Problem statement: Write down every entry below once more, exactly.
— START Supplied records —
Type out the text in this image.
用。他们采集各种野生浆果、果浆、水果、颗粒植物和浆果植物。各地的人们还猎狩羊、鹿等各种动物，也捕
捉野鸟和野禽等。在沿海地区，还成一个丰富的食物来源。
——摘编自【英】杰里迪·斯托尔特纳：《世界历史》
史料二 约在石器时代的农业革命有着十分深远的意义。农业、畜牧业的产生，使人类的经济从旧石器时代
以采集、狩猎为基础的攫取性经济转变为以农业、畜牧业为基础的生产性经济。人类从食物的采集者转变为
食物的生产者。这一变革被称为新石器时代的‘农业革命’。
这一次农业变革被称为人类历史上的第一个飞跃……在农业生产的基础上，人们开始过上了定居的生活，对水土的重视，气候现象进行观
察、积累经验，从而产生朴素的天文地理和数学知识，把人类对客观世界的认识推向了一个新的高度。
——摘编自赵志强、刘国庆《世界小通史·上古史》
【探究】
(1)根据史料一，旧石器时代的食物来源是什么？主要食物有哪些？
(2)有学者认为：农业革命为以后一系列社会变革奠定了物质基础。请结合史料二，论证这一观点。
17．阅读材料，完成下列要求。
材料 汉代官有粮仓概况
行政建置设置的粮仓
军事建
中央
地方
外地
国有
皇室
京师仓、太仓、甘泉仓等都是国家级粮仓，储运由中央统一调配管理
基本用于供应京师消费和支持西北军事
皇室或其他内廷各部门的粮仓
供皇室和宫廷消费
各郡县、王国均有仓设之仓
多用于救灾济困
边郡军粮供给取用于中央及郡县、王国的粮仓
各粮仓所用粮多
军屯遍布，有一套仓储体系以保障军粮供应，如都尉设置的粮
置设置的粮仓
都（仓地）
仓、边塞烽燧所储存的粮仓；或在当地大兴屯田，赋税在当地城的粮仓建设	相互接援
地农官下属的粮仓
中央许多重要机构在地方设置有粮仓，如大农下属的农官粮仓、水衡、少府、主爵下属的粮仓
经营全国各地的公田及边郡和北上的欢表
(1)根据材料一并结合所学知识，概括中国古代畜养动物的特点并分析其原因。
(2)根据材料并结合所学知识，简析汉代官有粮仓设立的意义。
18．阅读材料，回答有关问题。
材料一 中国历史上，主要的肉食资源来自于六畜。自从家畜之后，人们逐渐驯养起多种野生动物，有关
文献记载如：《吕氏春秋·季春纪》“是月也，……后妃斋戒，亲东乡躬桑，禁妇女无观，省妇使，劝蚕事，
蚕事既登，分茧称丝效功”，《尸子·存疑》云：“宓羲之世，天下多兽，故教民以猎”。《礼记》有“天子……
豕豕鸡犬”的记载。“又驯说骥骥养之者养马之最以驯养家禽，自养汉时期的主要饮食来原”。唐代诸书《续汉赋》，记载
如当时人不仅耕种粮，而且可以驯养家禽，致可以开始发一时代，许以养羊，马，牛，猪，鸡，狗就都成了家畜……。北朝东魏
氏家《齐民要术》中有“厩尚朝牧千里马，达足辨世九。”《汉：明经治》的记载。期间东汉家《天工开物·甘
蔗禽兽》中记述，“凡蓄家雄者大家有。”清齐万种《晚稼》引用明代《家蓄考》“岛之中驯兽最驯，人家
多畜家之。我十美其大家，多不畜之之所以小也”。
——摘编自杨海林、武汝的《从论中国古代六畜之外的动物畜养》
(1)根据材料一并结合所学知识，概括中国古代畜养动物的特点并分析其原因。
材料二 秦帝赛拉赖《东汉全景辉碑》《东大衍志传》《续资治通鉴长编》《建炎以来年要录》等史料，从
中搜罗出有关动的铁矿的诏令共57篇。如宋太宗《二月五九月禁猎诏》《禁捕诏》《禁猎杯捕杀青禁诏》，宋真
— END Supplied records —
Result:
Type out the text in this image.
用。他们采集各种野生浆果、果浆、水果、颗粒植物和浆果植物。各地的人们还猎狩羊、鹿等各种动物，也捕
捉野鸟和野禽等。在沿海地区，还成一个丰富的食物来源。
——摘编自【英】杰里迪·斯托尔特纳：《世界历史》
史料二 约在石器时代的农业革命有着十分深远的意义。农业、畜牧业的产生，使人类的经济从旧石器时代
以采集、狩猎为基础的攫取性经济转变为以农业、畜牧业为基础的生产性经济。人类从食物的采集者转变为
食物的生产者。这一变革被称为新石器时代的‘农业革命’。
这一次农业变革被称为人类历史上的第一个飞跃……在农业生产的基础上，人们开始过上了定居的生活，对水土的重视，气候现象进行观
察、积累经验，从而产生朴素的天文地理和数学知识，把人类对客观世界的认识推向了一个新的高度。
——摘编自赵志强、刘国庆《世界小通史·上古史》
【探究】
(1)根据史料一，旧石器时代的食物来源是什么？主要食物有哪些？
(2)有学者认为：农业革命为以后一系列社会变革奠定了物质基础。请结合史料二，论证这一观点。
17．阅读材料，完成下列要求。
材料 汉代官有粮仓概况
行政建置设置的粮仓
军事建
中央
地方
外地
国有
皇室
京师仓、太仓、甘泉仓等都是国家级粮仓，储运由中央统一调配管理
基本用于供应京师消费和支持西北军事
皇室或其他内廷各部门的粮仓
供皇室和宫廷消费
各郡县、王国均有仓设之仓
多用于救灾济困
边郡军粮供给取用于中央及郡县、王国的粮仓
各粮仓所用粮多
军屯遍布，有一套仓储体系以保障军粮供应，如都尉设置的粮
置设置的粮仓
都（仓地）
仓、边塞烽燧所储存的粮仓；或在当地大兴屯田，赋税在当地城的粮仓建设	相互接援
地农官下属的粮仓
中央许多重要机构在地方设置有粮仓，如大农下属的农官粮仓、水衡、少府、主爵下属的粮仓
经营全国各地的公田及边郡和北上的欢表
(1)根据材料一并结合所学知识，概括中国古代畜养动物的特点并分析其原因。
(2)根据材料并结合所学知识，简析汉代官有粮仓设立的意义。
18．阅读材料，回答有关问题。
材料一 中国历史上，主要的肉食资源来自于六畜。自从家畜之后，人们逐渐驯养起多种野生动物，有关
文献记载如：《吕氏春秋·季春纪》“是月也，……后妃斋戒，亲东乡躬桑，禁妇女无观，省妇使，劝蚕事，
蚕事既登，分茧称丝效功”，《尸子·存疑》云：“宓羲之世，天下多兽，故教民以猎”。《礼记》有“天子……
豕豕鸡犬”的记载。“又驯说骥骥养之者养马之最以驯养家禽，自养汉时期的主要饮食来原”。唐代诸书《续汉赋》，记载
如当时人不仅耕种粮，而且可以驯养家禽，致可以开始发一时代，许以养羊，马，牛，猪，鸡，狗就都成了家畜……。北朝东魏
氏家《齐民要术》中有“厩尚朝牧千里马，达足辨世九。”《汉：明经治》的记载。期间东汉家《天工开物·甘
蔗禽兽》中记述，“凡蓄家雄者大家有。”清齐万种《晚稼》引用明代《家蓄考》“岛之中驯兽最驯，人家
多畜家之。我十美其大家，多不畜之之所以小也”。
——摘编自杨海林、武汝的《从论中国古代六畜之外的动物畜养》
(1)根据材料一并结合所学知识，概括中国古代畜养动物的特点并分析其原因。
材料二 秦帝赛拉赖《东汉全景辉碑》《东大衍志传》《续资治通鉴长编》《建炎以来年要录》等史料，从
中搜罗出有关动的铁矿的诏令共57篇。如宋太宗《二月五九月禁猎诏》《禁捕诏》《禁猎杯捕杀青禁诏》，宋真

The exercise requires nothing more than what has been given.